> [THE EXERCISE]: Find all the lines with "employer" and gather them.

> [Excerpt from a dataset]:
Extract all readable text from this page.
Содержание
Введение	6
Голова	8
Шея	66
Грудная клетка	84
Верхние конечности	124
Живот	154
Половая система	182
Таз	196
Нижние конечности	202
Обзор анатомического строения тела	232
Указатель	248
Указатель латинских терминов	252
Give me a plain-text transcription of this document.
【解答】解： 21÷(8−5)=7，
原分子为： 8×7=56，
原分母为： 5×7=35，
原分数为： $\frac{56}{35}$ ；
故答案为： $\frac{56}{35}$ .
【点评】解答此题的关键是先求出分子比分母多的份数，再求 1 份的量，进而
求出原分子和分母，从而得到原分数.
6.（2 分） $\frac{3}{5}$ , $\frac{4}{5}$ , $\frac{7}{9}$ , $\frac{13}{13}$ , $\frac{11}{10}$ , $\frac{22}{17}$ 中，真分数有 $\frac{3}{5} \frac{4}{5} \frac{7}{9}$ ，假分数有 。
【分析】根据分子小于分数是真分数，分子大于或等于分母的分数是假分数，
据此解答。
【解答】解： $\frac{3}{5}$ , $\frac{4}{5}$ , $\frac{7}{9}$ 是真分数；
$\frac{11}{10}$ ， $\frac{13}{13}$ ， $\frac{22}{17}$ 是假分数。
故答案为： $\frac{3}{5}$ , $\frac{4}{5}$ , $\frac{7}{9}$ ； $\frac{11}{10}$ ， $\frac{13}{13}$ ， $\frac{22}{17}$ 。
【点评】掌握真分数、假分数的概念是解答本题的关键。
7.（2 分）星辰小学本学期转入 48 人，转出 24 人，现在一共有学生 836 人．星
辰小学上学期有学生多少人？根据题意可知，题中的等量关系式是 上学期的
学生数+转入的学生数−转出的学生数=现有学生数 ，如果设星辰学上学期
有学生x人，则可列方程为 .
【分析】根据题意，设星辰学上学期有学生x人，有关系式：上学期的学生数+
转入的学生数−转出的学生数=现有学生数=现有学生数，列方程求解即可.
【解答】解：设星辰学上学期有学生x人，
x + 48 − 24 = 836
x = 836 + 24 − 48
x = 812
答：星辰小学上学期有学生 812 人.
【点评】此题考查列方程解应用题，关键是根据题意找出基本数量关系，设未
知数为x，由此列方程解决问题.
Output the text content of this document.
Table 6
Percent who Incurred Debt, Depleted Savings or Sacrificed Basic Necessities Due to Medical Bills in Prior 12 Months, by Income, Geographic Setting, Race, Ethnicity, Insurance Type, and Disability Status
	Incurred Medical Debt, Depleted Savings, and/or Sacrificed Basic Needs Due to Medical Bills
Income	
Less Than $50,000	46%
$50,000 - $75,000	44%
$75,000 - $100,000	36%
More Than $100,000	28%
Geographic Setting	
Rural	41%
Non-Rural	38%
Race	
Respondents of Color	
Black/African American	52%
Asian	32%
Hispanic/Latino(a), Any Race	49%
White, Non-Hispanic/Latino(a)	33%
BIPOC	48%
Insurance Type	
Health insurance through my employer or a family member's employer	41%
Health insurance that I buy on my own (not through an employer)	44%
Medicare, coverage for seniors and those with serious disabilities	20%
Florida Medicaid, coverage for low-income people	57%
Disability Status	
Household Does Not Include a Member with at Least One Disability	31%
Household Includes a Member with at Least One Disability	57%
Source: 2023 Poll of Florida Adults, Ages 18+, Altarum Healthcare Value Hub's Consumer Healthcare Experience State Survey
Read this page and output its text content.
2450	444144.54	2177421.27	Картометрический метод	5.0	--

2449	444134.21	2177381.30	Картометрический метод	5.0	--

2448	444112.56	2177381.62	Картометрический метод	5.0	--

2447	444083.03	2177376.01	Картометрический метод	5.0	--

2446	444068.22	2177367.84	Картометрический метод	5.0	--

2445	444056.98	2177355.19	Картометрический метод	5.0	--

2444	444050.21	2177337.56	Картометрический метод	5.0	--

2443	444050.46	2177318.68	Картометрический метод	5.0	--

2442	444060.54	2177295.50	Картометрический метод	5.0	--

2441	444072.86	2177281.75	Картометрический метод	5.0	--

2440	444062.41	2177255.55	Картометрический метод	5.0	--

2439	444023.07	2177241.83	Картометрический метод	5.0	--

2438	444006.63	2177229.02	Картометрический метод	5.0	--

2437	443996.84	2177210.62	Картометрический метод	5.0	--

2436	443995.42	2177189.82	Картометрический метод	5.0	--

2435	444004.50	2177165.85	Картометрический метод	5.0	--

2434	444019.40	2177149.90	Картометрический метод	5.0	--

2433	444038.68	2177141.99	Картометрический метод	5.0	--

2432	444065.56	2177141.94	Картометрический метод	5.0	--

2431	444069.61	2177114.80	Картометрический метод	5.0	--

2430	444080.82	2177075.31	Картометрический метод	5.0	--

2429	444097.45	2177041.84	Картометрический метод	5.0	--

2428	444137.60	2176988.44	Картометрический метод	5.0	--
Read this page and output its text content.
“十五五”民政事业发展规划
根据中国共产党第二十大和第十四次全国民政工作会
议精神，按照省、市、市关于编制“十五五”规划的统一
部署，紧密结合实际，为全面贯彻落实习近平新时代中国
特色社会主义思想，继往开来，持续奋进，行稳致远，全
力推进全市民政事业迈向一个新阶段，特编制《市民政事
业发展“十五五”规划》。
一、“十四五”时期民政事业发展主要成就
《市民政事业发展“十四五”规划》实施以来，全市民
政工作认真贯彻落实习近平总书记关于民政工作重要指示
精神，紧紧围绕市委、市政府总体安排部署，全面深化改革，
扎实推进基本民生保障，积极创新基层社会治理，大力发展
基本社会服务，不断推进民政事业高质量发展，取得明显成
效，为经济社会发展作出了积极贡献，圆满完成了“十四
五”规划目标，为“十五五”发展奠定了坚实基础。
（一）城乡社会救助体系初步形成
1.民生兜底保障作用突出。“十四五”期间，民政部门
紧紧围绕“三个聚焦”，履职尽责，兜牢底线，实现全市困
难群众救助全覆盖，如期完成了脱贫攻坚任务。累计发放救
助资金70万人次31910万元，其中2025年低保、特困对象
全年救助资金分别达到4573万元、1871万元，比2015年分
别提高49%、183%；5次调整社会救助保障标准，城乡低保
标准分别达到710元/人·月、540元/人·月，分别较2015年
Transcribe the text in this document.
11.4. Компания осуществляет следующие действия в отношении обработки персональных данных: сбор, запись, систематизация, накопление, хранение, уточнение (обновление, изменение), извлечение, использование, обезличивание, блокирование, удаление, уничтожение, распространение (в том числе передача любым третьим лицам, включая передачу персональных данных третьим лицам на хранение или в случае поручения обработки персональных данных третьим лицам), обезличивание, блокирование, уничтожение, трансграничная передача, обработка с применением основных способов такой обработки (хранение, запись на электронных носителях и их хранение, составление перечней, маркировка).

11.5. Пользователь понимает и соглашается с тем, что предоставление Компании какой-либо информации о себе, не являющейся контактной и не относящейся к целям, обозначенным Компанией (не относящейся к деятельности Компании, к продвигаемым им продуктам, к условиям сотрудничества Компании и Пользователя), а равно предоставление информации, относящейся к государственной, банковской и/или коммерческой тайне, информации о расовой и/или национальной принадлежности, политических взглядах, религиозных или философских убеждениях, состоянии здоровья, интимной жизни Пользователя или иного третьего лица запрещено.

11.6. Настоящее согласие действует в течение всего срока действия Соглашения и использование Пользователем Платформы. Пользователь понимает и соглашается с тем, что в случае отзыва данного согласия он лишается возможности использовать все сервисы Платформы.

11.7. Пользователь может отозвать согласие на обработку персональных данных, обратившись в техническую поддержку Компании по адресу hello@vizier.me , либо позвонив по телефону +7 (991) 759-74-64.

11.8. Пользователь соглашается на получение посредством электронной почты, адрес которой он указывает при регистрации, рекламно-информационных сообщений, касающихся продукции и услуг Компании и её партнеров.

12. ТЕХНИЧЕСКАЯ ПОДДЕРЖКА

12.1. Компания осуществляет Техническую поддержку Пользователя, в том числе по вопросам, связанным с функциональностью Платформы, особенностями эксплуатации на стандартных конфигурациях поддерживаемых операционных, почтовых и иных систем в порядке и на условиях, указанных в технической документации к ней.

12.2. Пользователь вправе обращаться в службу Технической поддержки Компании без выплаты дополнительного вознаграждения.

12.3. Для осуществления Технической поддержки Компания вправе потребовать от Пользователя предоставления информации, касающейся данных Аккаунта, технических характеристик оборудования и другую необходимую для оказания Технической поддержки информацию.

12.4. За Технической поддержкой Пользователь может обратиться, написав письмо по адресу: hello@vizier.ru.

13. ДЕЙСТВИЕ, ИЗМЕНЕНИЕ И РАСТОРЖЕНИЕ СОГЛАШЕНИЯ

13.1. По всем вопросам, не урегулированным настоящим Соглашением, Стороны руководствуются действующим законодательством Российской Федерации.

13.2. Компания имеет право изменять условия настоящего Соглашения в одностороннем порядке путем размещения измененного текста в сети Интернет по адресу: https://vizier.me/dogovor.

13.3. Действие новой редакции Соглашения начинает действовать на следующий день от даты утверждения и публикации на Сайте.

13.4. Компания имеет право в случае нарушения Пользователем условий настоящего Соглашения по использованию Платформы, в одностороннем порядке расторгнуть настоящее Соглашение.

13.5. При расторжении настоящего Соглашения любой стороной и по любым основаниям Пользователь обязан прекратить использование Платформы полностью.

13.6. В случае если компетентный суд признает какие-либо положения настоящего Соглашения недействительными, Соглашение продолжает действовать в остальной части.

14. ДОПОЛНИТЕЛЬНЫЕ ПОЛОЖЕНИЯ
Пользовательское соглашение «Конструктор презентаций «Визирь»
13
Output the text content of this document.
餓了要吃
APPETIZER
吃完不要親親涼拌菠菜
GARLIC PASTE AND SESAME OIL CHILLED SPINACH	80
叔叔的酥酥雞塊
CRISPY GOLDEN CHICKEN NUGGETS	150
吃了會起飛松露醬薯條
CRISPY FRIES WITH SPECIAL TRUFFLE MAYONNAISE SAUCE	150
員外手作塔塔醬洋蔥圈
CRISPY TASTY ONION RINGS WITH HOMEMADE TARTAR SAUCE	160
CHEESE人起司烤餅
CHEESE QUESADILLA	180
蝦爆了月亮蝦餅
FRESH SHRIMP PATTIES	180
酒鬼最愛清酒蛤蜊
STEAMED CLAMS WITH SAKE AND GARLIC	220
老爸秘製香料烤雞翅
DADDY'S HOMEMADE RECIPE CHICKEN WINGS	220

> [REPLY TO THE TASK]:
Health insurance through my employer or a family member's employer	41%
Health insurance that I buy on my own (not through an employer)	44%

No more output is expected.